**Short exercise:**
Entries follow. Set all of them down as they stand.

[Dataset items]
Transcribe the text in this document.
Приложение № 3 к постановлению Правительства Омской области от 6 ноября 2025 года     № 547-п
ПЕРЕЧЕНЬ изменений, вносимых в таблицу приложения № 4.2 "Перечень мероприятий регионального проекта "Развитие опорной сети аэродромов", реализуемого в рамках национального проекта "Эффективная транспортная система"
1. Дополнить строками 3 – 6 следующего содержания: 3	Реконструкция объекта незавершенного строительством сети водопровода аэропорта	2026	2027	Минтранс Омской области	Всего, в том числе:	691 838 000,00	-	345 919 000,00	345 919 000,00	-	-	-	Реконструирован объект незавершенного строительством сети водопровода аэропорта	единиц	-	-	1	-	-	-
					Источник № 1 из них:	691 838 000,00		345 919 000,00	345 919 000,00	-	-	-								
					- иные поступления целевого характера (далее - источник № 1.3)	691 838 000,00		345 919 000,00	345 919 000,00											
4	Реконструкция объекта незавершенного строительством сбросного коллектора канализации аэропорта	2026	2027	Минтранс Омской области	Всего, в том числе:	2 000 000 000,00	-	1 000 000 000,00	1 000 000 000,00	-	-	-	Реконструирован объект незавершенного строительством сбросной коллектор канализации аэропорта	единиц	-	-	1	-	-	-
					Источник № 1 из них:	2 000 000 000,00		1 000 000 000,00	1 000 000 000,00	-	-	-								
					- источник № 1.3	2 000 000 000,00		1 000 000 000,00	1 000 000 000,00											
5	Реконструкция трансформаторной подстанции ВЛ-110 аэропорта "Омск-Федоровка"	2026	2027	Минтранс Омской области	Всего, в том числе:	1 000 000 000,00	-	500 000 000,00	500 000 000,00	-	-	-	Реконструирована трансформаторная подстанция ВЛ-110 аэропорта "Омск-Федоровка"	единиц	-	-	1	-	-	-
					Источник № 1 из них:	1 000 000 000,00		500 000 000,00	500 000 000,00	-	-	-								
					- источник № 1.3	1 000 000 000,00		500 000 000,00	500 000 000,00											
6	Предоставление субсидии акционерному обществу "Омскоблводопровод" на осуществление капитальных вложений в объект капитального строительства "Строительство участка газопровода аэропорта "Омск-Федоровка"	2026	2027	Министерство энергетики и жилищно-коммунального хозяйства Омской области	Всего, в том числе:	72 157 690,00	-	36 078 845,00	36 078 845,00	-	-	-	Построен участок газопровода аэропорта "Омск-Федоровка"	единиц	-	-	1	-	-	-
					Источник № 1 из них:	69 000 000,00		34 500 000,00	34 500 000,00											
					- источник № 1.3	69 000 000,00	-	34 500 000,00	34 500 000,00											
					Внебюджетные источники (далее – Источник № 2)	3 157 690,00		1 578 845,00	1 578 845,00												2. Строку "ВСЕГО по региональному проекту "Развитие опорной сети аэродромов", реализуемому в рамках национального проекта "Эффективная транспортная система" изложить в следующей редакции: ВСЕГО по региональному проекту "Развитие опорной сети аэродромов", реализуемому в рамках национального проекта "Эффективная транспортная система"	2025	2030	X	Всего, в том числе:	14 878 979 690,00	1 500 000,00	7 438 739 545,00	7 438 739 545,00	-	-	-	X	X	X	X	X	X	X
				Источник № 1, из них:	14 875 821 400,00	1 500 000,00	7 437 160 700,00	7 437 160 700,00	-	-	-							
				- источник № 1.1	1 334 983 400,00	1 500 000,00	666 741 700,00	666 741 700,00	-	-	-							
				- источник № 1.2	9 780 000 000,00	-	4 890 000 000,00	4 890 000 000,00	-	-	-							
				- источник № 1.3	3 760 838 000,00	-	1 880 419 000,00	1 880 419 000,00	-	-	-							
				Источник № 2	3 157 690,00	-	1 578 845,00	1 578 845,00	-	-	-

**Problem solution:**
Transcribe the text in this document.
Приложение № 3 к постановлению Правительства Омской области от 6 ноября 2025 года     № 547-п
ПЕРЕЧЕНЬ изменений, вносимых в таблицу приложения № 4.2 "Перечень мероприятий регионального проекта "Развитие опорной сети аэродромов", реализуемого в рамках национального проекта "Эффективная транспортная система"
1. Дополнить строками 3 – 6 следующего содержания: 3	Реконструкция объекта незавершенного строительством сети водопровода аэропорта	2026	2027	Минтранс Омской области	Всего, в том числе:	691 838 000,00	-	345 919 000,00	345 919 000,00	-	-	-	Реконструирован объект незавершенного строительством сети водопровода аэропорта	единиц	-	-	1	-	-	-
					Источник № 1 из них:	691 838 000,00		345 919 000,00	345 919 000,00	-	-	-								
					- иные поступления целевого характера (далее - источник № 1.3)	691 838 000,00		345 919 000,00	345 919 000,00											
4	Реконструкция объекта незавершенного строительством сбросного коллектора канализации аэропорта	2026	2027	Минтранс Омской области	Всего, в том числе:	2 000 000 000,00	-	1 000 000 000,00	1 000 000 000,00	-	-	-	Реконструирован объект незавершенного строительством сбросной коллектор канализации аэропорта	единиц	-	-	1	-	-	-
					Источник № 1 из них:	2 000 000 000,00		1 000 000 000,00	1 000 000 000,00	-	-	-								
					- источник № 1.3	2 000 000 000,00		1 000 000 000,00	1 000 000 000,00											
5	Реконструкция трансформаторной подстанции ВЛ-110 аэропорта "Омск-Федоровка"	2026	2027	Минтранс Омской области	Всего, в том числе:	1 000 000 000,00	-	500 000 000,00	500 000 000,00	-	-	-	Реконструирована трансформаторная подстанция ВЛ-110 аэропорта "Омск-Федоровка"	единиц	-	-	1	-	-	-
					Источник № 1 из них:	1 000 000 000,00		500 000 000,00	500 000 000,00	-	-	-								
					- источник № 1.3	1 000 000 000,00		500 000 000,00	500 000 000,00											
6	Предоставление субсидии акционерному обществу "Омскоблводопровод" на осуществление капитальных вложений в объект капитального строительства "Строительство участка газопровода аэропорта "Омск-Федоровка"	2026	2027	Министерство энергетики и жилищно-коммунального хозяйства Омской области	Всего, в том числе:	72 157 690,00	-	36 078 845,00	36 078 845,00	-	-	-	Построен участок газопровода аэропорта "Омск-Федоровка"	единиц	-	-	1	-	-	-
					Источник № 1 из них:	69 000 000,00		34 500 000,00	34 500 000,00											
					- источник № 1.3	69 000 000,00	-	34 500 000,00	34 500 000,00											
					Внебюджетные источники (далее – Источник № 2)	3 157 690,00		1 578 845,00	1 578 845,00												2. Строку "ВСЕГО по региональному проекту "Развитие опорной сети аэродромов", реализуемому в рамках национального проекта "Эффективная транспортная система" изложить в следующей редакции: ВСЕГО по региональному проекту "Развитие опорной сети аэродромов", реализуемому в рамках национального проекта "Эффективная транспортная система"	2025	2030	X	Всего, в том числе:	14 878 979 690,00	1 500 000,00	7 438 739 545,00	7 438 739 545,00	-	-	-	X	X	X	X	X	X	X
				Источник № 1, из них:	14 875 821 400,00	1 500 000,00	7 437 160 700,00	7 437 160 700,00	-	-	-							
				- источник № 1.1	1 334 983 400,00	1 500 000,00	666 741 700,00	666 741 700,00	-	-	-							
				- источник № 1.2	9 780 000 000,00	-	4 890 000 000,00	4 890 000 000,00	-	-	-							
				- источник № 1.3	3 760 838 000,00	-	1 880 419 000,00	1 880 419 000,00	-	-	-							
				Источник № 2	3 157 690,00	-	1 578 845,00	1 578 845,00	-	-	-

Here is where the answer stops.